>> Start The data

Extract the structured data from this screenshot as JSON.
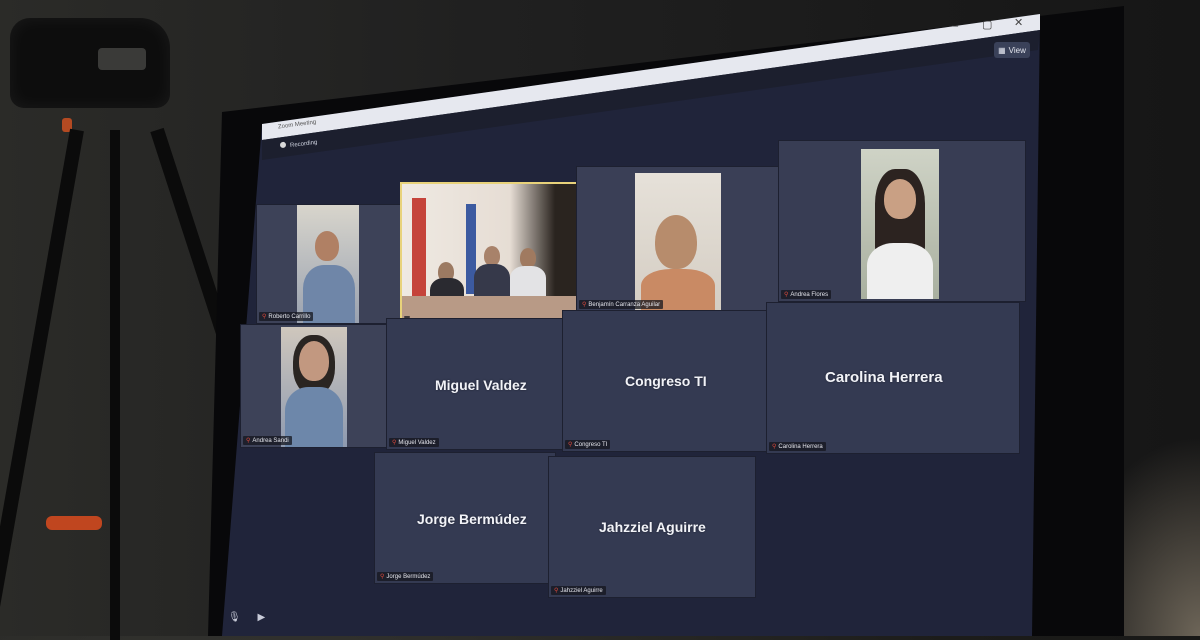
{
  "window": {
    "title": "Zoom Meeting",
    "recording_label": "Recording",
    "view_button": "View"
  },
  "participants": {
    "video": [
      {
        "name": "Roberto Carrillo"
      },
      {
        "name": ""
      },
      {
        "name": "Benjamín Carranza Aguilar"
      },
      {
        "name": "Andrea Flores"
      },
      {
        "name": "Andrea Sandi"
      }
    ],
    "named_tiles": [
      {
        "display": "Miguel Valdez",
        "tag": "Miguel Valdez"
      },
      {
        "display": "Congreso TI",
        "tag": "Congreso TI"
      },
      {
        "display": "Carolina Herrera",
        "tag": "Carolina Herrera"
      },
      {
        "display": "Jorge Bermúdez",
        "tag": "Jorge Bermúdez"
      },
      {
        "display": "Jahzziel Aguirre",
        "tag": "Jahzziel Aguirre"
      }
    ]
  },
  "icons": [
    "microphone-icon",
    "video-camera-icon",
    "view-grid-icon",
    "minimize-icon",
    "maximize-icon",
    "close-icon",
    "mic-muted-icon"
  ],
  "colors": {
    "tile_bg": "#343a52",
    "screen_bg": "#24283a",
    "muted": "#e04a3c",
    "active_speaker_border": "#e8d27a"
  }
}
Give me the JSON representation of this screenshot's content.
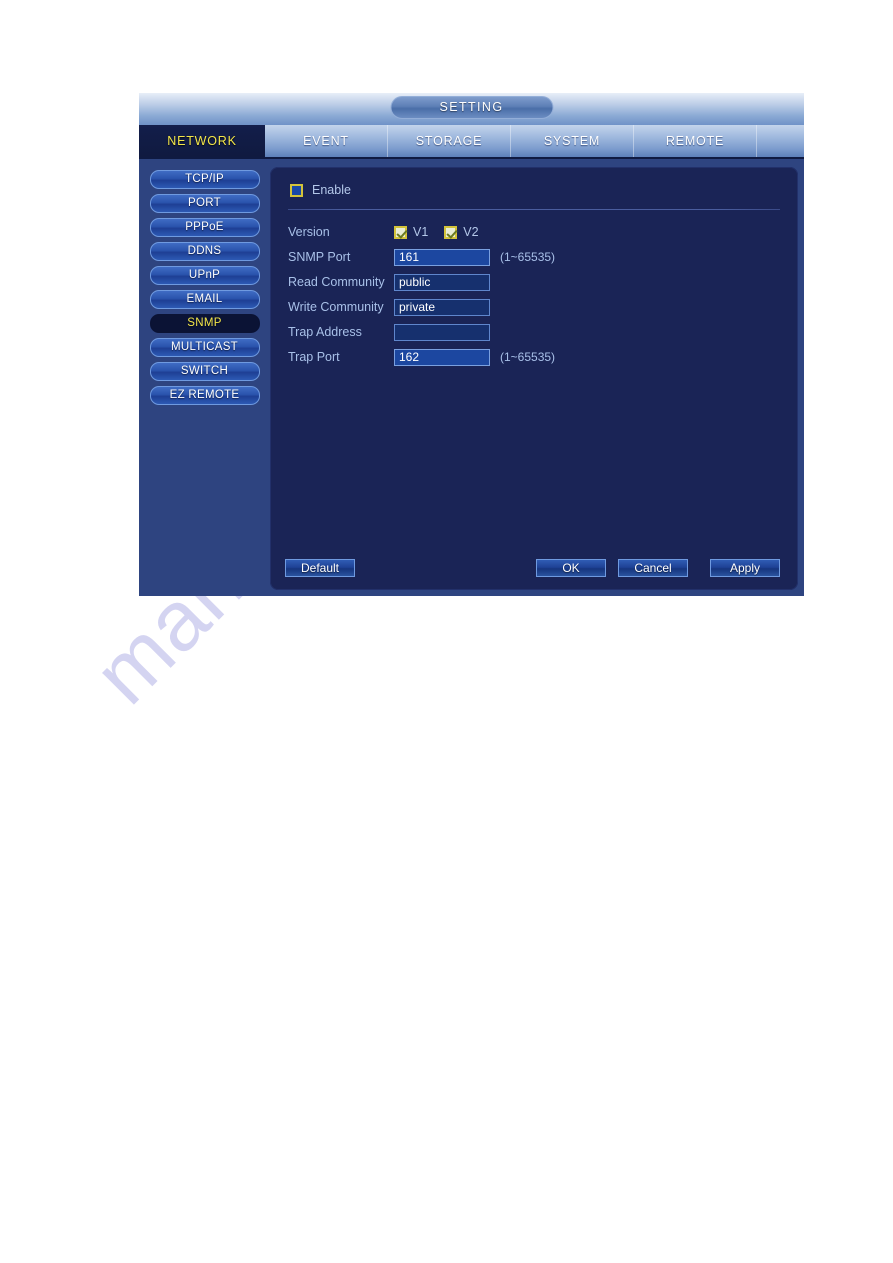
{
  "window": {
    "title": "SETTING"
  },
  "tabs": [
    {
      "label": "NETWORK",
      "active": true
    },
    {
      "label": "EVENT",
      "active": false
    },
    {
      "label": "STORAGE",
      "active": false
    },
    {
      "label": "SYSTEM",
      "active": false
    },
    {
      "label": "REMOTE",
      "active": false
    }
  ],
  "sidebar": {
    "items": [
      {
        "label": "TCP/IP",
        "active": false
      },
      {
        "label": "PORT",
        "active": false
      },
      {
        "label": "PPPoE",
        "active": false
      },
      {
        "label": "DDNS",
        "active": false
      },
      {
        "label": "UPnP",
        "active": false
      },
      {
        "label": "EMAIL",
        "active": false
      },
      {
        "label": "SNMP",
        "active": true
      },
      {
        "label": "MULTICAST",
        "active": false
      },
      {
        "label": "SWITCH",
        "active": false
      },
      {
        "label": "EZ REMOTE",
        "active": false
      }
    ]
  },
  "form": {
    "enable": {
      "label": "Enable",
      "checked": false
    },
    "version": {
      "label": "Version",
      "v1_label": "V1",
      "v1_checked": true,
      "v2_label": "V2",
      "v2_checked": true
    },
    "snmp_port": {
      "label": "SNMP Port",
      "value": "161",
      "hint": "(1~65535)"
    },
    "read_community": {
      "label": "Read Community",
      "value": "public",
      "hint": ""
    },
    "write_community": {
      "label": "Write Community",
      "value": "private",
      "hint": ""
    },
    "trap_address": {
      "label": "Trap Address",
      "value": "",
      "hint": ""
    },
    "trap_port": {
      "label": "Trap Port",
      "value": "162",
      "hint": "(1~65535)"
    }
  },
  "footer": {
    "default_label": "Default",
    "ok_label": "OK",
    "cancel_label": "Cancel",
    "apply_label": "Apply"
  },
  "watermark": {
    "text": "manualshive.com"
  },
  "colors": {
    "accent_yellow": "#f3e64a",
    "panel_navy": "#1a2456",
    "sidebar_blue": "#2e4480",
    "label_blue": "#a8c0e8",
    "checkbox_border": "#d3c33a"
  }
}
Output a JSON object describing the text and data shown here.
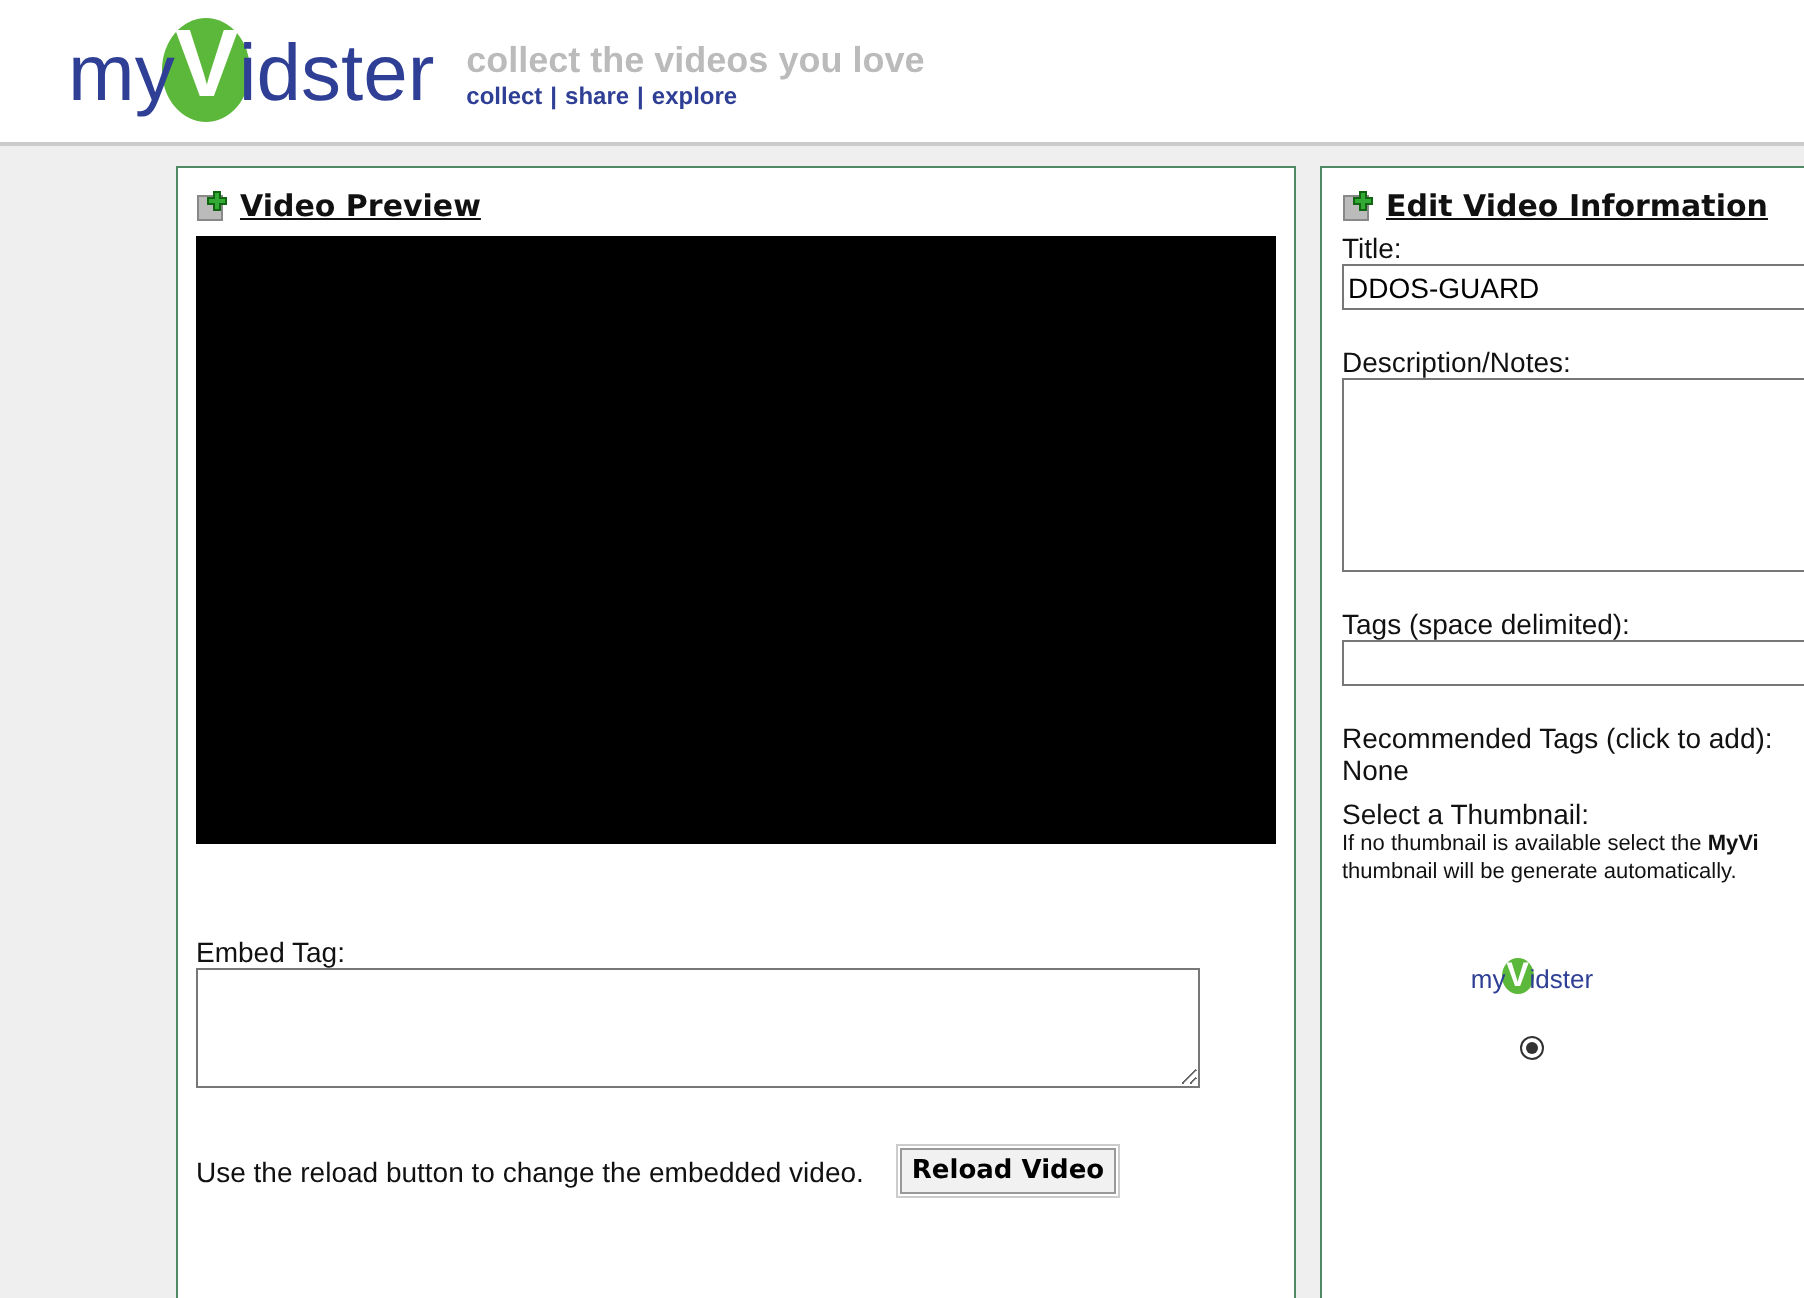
{
  "header": {
    "logo": {
      "prefix": "my",
      "letter": "V",
      "suffix": "idster"
    },
    "tagline": "collect the videos you love",
    "nav": [
      "collect",
      "share",
      "explore"
    ],
    "nav_separator": "|"
  },
  "video_preview": {
    "title": "Video Preview",
    "embed_label": "Embed Tag:",
    "reload_hint": "Use the reload button to change the embedded video.",
    "reload_button": "Reload Video"
  },
  "edit_info": {
    "title": "Edit Video Information",
    "title_label": "Title:",
    "title_value": "DDOS-GUARD",
    "description_label": "Description/Notes:",
    "tags_label": "Tags (space delimited):",
    "recommended_label": "Recommended Tags (click to add):",
    "recommended_value": "None",
    "thumbnail_label": "Select a Thumbnail:",
    "thumbnail_help": [
      "If no thumbnail is available select the **MyVi**",
      "thumbnail will be generate automatically."
    ],
    "thumbnails": [
      {
        "logo": {
          "prefix": "my",
          "letter": "V",
          "suffix": "idster"
        },
        "selected": true
      }
    ]
  }
}
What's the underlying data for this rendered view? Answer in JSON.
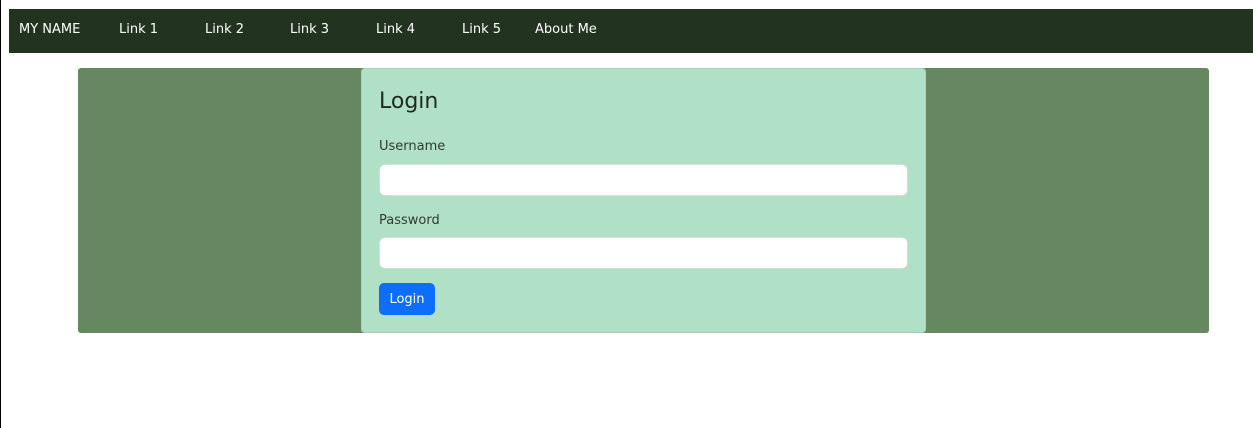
{
  "navbar": {
    "brand": "MY NAME",
    "links": [
      "Link 1",
      "Link 2",
      "Link 3",
      "Link 4",
      "Link 5",
      "About Me"
    ]
  },
  "login_card": {
    "title": "Login",
    "username_label": "Username",
    "username_value": "",
    "password_label": "Password",
    "password_value": "",
    "button_label": "Login"
  },
  "colors": {
    "navbar_bg": "#22331f",
    "hero_bg": "#668861",
    "card_bg": "#b0e0c5",
    "button_bg": "#0d6efd"
  }
}
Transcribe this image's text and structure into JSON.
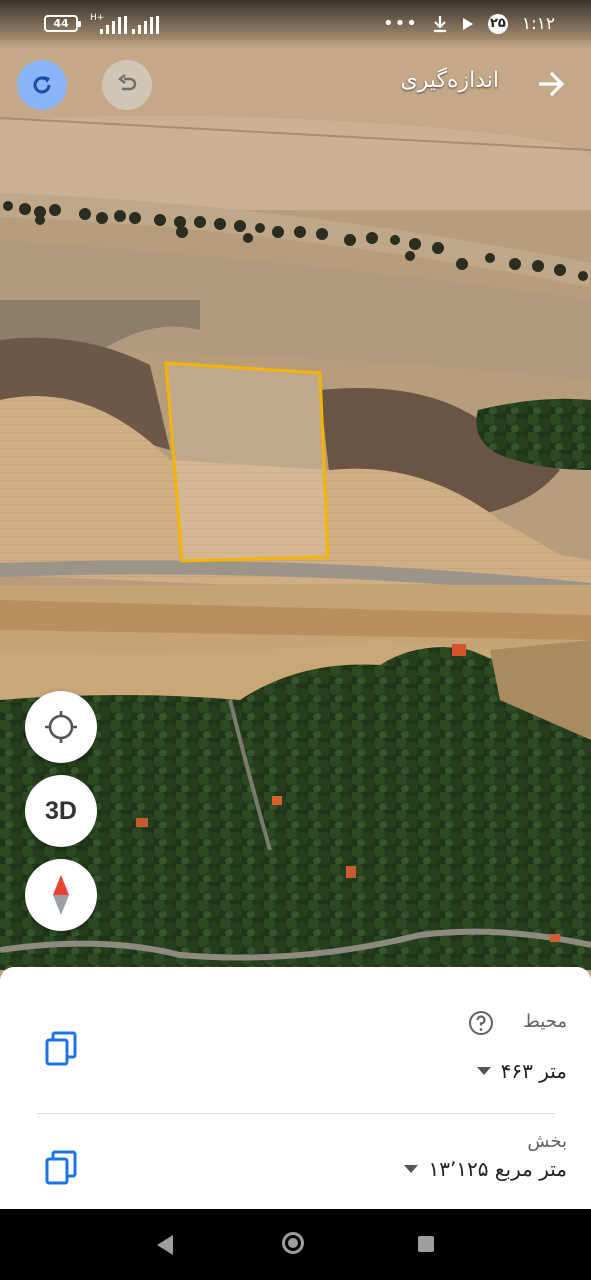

>> End The data

▸ **Exercise instructions**
Copy out every line from the data above that has "Jorge" in it.

▸ **Completed exercise**
        "display": "Jorge Bermúdez",
        "tag": "Jorge Bermúdez"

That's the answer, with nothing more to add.